Set task:
Give only the number of lines in these records that contain the word "뒤쎌도르프".

Given records:
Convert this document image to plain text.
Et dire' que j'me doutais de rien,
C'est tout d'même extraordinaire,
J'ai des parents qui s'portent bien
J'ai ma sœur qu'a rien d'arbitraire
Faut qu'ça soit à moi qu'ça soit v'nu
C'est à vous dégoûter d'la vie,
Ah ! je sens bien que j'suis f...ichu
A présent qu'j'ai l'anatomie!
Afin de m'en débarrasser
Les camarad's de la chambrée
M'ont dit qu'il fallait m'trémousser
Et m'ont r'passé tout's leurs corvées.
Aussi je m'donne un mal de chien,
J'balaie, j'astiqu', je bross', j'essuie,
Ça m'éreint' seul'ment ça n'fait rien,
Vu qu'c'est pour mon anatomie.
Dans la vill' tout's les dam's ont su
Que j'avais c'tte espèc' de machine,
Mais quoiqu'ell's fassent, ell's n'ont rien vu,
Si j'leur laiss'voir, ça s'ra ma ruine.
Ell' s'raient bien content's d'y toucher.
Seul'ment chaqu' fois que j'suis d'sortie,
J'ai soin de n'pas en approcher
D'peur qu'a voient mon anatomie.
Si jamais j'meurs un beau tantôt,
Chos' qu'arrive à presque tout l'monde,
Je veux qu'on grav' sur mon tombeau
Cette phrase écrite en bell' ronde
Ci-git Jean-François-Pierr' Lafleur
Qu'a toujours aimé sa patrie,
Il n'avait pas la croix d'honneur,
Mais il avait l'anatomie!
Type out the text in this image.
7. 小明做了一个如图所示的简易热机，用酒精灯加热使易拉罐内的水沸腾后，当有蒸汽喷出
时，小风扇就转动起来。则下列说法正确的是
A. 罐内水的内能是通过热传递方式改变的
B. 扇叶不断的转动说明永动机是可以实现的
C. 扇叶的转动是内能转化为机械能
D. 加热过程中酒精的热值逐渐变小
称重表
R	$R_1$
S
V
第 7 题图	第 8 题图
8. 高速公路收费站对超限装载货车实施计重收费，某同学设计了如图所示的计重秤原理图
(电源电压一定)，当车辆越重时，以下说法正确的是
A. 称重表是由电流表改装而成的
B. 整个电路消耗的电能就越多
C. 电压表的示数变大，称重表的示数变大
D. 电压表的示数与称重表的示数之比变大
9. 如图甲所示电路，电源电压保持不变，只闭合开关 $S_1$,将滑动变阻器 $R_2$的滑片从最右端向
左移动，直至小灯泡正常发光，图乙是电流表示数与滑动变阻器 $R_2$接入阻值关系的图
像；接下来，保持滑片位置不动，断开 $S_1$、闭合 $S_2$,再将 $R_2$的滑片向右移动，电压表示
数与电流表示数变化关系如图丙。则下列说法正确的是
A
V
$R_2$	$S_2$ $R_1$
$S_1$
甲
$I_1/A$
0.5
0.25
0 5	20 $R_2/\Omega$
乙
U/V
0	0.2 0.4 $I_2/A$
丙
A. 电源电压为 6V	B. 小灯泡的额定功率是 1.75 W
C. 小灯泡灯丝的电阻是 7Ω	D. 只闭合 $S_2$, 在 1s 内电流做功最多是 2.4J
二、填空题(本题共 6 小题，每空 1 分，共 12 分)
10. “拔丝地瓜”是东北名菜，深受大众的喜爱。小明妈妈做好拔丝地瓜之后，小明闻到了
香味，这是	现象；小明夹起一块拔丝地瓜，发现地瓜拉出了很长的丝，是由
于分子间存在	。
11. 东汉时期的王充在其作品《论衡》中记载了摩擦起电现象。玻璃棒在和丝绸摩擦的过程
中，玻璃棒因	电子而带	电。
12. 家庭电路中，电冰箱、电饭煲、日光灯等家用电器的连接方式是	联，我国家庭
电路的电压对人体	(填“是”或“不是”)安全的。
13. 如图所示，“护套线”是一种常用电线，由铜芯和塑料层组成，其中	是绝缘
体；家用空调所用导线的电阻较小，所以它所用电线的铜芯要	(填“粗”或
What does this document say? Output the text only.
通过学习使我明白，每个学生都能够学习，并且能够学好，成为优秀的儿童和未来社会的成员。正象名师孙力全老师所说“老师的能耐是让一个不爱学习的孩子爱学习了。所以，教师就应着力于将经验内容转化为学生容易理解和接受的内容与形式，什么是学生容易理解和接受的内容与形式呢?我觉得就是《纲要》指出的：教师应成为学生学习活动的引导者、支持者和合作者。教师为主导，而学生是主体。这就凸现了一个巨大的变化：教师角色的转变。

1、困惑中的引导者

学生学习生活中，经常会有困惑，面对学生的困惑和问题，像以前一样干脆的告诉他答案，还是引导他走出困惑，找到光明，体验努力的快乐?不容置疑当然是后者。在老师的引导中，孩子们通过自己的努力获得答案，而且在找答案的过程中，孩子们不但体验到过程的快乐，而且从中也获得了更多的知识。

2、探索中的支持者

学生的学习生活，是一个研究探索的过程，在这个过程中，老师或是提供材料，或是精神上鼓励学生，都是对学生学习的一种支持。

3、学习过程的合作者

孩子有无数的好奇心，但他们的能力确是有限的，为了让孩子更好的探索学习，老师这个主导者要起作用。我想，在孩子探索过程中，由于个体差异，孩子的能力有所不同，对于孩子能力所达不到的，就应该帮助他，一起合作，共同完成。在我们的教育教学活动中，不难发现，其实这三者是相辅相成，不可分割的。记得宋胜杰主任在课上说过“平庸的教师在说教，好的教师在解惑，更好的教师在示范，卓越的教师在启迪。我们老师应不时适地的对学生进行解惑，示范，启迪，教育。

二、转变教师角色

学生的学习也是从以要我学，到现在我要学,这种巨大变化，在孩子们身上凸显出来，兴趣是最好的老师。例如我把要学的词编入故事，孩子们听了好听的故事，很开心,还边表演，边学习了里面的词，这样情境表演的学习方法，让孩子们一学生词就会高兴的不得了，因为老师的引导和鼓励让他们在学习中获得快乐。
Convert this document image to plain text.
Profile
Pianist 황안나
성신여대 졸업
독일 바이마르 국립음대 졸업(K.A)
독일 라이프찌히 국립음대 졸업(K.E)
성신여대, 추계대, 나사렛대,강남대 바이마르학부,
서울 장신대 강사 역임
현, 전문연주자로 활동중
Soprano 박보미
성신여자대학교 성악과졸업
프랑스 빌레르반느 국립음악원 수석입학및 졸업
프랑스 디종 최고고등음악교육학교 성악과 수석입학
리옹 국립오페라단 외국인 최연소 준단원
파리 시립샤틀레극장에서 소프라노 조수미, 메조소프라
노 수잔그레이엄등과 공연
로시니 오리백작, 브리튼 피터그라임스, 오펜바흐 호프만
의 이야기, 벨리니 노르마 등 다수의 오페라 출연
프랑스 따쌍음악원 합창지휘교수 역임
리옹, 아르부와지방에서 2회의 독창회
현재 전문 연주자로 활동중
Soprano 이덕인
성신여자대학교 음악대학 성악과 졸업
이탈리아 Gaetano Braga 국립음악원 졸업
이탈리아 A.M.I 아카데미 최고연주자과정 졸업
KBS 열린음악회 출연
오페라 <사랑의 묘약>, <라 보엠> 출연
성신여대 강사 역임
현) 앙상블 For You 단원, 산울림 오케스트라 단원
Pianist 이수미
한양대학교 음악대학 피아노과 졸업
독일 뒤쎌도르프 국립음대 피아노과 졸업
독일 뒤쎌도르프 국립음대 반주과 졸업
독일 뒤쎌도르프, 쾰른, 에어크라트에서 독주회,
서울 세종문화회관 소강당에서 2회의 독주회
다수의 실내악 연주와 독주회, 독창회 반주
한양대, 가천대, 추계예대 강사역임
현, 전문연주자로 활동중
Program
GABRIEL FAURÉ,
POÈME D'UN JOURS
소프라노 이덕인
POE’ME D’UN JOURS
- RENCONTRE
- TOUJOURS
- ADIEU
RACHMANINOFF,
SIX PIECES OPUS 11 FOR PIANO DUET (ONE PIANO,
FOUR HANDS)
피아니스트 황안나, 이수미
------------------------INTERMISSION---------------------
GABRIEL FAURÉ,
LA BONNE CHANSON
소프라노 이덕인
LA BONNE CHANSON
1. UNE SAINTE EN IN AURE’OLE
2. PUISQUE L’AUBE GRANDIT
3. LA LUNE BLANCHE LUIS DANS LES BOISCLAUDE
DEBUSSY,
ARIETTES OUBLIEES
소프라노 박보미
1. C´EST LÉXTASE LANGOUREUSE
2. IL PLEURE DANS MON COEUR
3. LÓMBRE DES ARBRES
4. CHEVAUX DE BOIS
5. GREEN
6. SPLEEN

Full answer:
3